### Work to be completed:
The records below must be duplicated exactly, character for character.

### Provided data:
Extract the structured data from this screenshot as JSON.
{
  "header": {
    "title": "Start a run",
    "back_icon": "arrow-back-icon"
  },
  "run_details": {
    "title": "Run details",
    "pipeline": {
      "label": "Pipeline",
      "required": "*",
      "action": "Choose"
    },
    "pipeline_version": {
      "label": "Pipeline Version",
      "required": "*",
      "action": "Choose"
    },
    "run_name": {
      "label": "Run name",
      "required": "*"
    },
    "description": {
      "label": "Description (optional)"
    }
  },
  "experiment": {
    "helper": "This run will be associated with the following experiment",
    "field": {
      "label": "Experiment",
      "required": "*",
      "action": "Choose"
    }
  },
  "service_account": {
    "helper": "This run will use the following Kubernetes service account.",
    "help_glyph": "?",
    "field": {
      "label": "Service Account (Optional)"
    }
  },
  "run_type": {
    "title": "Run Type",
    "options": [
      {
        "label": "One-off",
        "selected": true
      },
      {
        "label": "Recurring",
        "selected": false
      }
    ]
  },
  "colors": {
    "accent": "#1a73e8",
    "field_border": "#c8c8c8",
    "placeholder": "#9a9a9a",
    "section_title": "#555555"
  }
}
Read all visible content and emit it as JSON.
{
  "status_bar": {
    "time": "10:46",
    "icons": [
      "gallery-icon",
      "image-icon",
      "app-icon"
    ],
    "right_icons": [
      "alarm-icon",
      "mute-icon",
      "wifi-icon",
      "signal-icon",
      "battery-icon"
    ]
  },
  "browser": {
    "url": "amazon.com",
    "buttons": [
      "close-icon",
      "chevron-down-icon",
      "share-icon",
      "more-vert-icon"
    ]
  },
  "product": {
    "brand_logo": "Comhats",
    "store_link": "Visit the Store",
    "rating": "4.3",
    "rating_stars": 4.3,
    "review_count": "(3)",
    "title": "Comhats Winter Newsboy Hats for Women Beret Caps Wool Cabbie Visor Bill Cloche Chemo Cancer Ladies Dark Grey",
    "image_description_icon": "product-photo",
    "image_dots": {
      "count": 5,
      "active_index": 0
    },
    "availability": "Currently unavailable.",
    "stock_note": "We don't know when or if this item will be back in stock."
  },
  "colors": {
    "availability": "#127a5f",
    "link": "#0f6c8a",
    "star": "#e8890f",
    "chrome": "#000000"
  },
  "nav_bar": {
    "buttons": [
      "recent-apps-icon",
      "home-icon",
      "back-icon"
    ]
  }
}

### Result:
Extract the structured data from this screenshot as JSON.
{
  "header": {
    "title": "Start a run",
    "back_icon": "arrow-back-icon"
  },
  "run_details": {
    "title": "Run details",
    "pipeline": {
      "label": "Pipeline",
      "required": "*",
      "action": "Choose"
    },
    "pipeline_version": {
      "label": "Pipeline Version",
      "required": "*",
      "action": "Choose"
    },
    "run_name": {
      "label": "Run name",
      "required": "*"
    },
    "description": {
      "label": "Description (optional)"
    }
  },
  "experiment": {
    "helper": "This run will be associated with the following experiment",
    "field": {
      "label": "Experiment",
      "required": "*",
      "action": "Choose"
    }
  },
  "service_account": {
    "helper": "This run will use the following Kubernetes service account.",
    "help_glyph": "?",
    "field": {
      "label": "Service Account (Optional)"
    }
  },
  "run_type": {
    "title": "Run Type",
    "options": [
      {
        "label": "One-off",
        "selected": true
      },
      {
        "label": "Recurring",
        "selected": false
      }
    ]
  },
  "colors": {
    "accent": "#1a73e8",
    "field_border": "#c8c8c8",
    "placeholder": "#9a9a9a",
    "section_title": "#555555"
  }
}
Read all visible content and emit it as JSON.
{
  "status_bar": {
    "time": "10:46",
    "icons": [
      "gallery-icon",
      "image-icon",
      "app-icon"
    ],
    "right_icons": [
      "alarm-icon",
      "mute-icon",
      "wifi-icon",
      "signal-icon",
      "battery-icon"
    ]
  },
  "browser": {
    "url": "amazon.com",
    "buttons": [
      "close-icon",
      "chevron-down-icon",
      "share-icon",
      "more-vert-icon"
    ]
  },
  "product": {
    "brand_logo": "Comhats",
    "store_link": "Visit the Store",
    "rating": "4.3",
    "rating_stars": 4.3,
    "review_count": "(3)",
    "title": "Comhats Winter Newsboy Hats for Women Beret Caps Wool Cabbie Visor Bill Cloche Chemo Cancer Ladies Dark Grey",
    "image_description_icon": "product-photo",
    "image_dots": {
      "count": 5,
      "active_index": 0
    },
    "availability": "Currently unavailable.",
    "stock_note": "We don't know when or if this item will be back in stock."
  },
  "colors": {
    "availability": "#127a5f",
    "link": "#0f6c8a",
    "star": "#e8890f",
    "chrome": "#000000"
  },
  "nav_bar": {
    "buttons": [
      "recent-apps-icon",
      "home-icon",
      "back-icon"
    ]
  }
}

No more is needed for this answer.